----- Input records -----

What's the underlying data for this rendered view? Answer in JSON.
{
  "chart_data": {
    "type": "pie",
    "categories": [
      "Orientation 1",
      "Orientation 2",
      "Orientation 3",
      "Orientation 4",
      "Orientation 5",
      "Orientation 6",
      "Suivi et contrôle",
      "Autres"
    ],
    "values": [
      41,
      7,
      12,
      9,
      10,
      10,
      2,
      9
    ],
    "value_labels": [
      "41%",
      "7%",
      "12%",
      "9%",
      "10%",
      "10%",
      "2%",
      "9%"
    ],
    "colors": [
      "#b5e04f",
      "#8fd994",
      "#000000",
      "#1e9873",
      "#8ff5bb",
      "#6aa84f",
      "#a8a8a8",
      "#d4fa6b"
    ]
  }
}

-----
----- Input records -----

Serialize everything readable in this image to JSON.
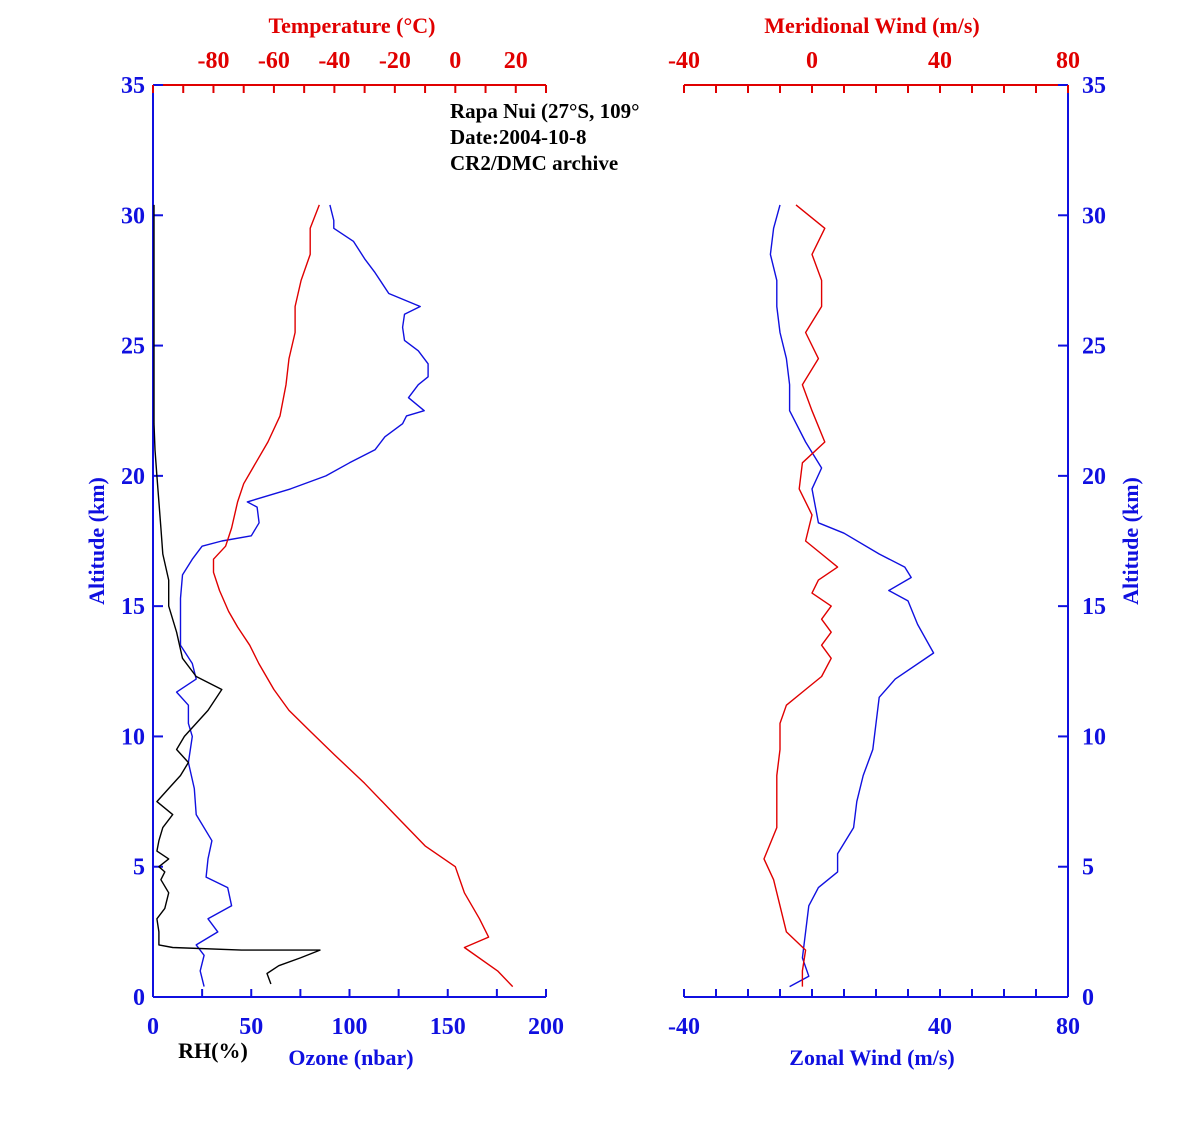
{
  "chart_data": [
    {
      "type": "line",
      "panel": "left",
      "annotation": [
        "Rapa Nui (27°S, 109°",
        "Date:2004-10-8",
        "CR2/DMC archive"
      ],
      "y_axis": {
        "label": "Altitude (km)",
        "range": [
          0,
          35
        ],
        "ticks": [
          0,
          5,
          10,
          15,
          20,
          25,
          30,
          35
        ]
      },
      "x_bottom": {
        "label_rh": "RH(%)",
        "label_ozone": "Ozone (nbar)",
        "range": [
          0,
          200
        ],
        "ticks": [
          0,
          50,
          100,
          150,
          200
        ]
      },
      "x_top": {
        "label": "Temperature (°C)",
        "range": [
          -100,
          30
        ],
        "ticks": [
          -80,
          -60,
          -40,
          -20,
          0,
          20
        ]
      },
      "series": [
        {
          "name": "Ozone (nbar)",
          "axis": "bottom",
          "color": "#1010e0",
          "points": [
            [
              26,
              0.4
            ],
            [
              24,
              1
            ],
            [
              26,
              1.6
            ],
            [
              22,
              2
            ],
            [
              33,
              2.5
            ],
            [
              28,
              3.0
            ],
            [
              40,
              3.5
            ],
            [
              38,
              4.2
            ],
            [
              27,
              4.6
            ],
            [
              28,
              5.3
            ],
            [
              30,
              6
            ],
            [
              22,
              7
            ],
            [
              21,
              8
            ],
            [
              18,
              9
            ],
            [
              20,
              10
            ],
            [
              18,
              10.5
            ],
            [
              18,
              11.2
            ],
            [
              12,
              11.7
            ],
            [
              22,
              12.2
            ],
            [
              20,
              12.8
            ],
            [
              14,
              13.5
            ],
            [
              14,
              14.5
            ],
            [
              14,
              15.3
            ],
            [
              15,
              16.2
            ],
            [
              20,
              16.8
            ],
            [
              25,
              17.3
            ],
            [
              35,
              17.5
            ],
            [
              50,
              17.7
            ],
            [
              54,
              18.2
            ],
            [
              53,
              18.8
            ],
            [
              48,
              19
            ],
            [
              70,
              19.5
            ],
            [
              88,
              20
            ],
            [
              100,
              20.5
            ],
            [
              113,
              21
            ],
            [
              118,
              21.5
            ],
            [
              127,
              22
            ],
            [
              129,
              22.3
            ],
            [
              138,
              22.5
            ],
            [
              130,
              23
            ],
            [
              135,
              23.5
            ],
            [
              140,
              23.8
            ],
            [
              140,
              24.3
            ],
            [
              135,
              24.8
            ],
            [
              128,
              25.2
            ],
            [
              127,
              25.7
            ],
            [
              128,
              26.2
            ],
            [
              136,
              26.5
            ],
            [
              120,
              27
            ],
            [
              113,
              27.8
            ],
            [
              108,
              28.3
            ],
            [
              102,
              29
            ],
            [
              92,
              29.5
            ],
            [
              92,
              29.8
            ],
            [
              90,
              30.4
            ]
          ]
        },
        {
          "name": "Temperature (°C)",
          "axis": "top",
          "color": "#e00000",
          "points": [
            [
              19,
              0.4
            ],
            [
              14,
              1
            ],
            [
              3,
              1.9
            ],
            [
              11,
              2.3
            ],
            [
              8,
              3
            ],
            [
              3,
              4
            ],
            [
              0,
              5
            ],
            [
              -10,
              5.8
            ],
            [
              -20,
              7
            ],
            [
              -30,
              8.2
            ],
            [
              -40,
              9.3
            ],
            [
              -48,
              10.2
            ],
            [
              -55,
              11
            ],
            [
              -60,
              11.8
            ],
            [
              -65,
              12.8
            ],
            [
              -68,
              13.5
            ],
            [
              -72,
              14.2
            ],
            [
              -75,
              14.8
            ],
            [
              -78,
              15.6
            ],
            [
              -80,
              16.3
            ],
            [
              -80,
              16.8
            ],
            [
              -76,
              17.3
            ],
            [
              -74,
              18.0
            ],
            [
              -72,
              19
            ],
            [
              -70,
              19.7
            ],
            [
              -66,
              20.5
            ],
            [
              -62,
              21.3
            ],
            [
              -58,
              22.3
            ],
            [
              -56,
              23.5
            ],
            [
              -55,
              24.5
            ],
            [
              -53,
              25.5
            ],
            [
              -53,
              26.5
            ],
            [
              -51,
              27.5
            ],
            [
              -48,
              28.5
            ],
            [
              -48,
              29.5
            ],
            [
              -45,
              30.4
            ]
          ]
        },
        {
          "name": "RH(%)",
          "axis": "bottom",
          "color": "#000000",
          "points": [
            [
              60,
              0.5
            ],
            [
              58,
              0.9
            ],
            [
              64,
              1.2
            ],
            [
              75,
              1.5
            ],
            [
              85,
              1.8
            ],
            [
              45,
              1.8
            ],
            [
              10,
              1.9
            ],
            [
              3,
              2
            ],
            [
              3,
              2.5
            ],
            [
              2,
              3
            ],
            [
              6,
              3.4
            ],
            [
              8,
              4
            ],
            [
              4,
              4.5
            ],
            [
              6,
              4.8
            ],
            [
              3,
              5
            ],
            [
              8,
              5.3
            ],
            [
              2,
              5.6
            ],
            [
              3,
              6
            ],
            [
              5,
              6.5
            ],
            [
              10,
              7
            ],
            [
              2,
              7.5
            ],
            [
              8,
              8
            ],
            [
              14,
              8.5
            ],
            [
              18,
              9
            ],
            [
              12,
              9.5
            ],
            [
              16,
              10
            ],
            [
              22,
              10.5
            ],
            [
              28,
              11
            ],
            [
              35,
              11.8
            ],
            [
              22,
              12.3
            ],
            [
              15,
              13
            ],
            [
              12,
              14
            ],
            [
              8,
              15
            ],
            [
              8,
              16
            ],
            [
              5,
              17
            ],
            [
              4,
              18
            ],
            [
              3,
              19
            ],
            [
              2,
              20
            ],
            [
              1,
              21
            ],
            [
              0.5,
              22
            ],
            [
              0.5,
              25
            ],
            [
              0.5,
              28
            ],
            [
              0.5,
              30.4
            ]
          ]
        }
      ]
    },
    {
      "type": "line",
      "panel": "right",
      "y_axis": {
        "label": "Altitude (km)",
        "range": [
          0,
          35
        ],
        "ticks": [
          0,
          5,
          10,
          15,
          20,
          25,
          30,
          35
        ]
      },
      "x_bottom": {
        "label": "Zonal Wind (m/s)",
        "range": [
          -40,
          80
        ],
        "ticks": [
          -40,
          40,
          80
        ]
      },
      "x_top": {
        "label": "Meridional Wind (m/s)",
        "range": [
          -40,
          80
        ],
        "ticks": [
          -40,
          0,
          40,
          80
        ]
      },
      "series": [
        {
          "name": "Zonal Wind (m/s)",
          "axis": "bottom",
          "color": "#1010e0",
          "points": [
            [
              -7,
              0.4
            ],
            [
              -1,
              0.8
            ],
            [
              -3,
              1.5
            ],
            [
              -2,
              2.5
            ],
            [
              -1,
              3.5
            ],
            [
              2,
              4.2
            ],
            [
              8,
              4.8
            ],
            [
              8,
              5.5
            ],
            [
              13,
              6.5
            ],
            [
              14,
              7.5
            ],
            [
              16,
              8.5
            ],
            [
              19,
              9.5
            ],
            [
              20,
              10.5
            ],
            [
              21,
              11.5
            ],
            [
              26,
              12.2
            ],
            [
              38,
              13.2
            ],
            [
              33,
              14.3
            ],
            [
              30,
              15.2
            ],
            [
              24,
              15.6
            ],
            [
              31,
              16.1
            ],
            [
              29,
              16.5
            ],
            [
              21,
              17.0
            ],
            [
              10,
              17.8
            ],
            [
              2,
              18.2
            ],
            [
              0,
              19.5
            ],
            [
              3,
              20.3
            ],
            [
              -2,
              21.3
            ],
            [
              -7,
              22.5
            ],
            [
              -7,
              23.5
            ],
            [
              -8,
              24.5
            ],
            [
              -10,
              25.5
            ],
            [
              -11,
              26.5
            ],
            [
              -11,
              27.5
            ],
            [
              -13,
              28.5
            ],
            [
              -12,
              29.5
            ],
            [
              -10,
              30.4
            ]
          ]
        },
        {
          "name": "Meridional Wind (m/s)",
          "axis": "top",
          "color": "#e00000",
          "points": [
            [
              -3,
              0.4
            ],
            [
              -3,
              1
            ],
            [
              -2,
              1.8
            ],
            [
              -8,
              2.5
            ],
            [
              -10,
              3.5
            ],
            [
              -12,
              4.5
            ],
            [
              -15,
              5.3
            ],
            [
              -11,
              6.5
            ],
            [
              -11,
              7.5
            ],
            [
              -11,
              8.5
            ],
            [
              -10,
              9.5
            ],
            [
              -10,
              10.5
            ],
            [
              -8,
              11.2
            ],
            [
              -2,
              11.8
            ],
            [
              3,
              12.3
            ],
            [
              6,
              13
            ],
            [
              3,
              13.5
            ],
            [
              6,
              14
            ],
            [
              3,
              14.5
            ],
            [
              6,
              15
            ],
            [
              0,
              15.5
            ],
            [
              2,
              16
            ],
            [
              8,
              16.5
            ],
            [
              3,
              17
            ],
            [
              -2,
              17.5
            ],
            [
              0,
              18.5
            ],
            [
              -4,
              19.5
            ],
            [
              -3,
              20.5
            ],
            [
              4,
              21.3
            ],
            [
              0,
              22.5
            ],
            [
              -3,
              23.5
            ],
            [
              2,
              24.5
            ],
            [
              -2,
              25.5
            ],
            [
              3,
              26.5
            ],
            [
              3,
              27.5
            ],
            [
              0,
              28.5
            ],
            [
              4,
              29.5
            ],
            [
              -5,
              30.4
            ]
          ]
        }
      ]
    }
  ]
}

-----

What to do — Tally up the lines holding the string "JSON" in this listing, and report the total alone.

Complete answer — 2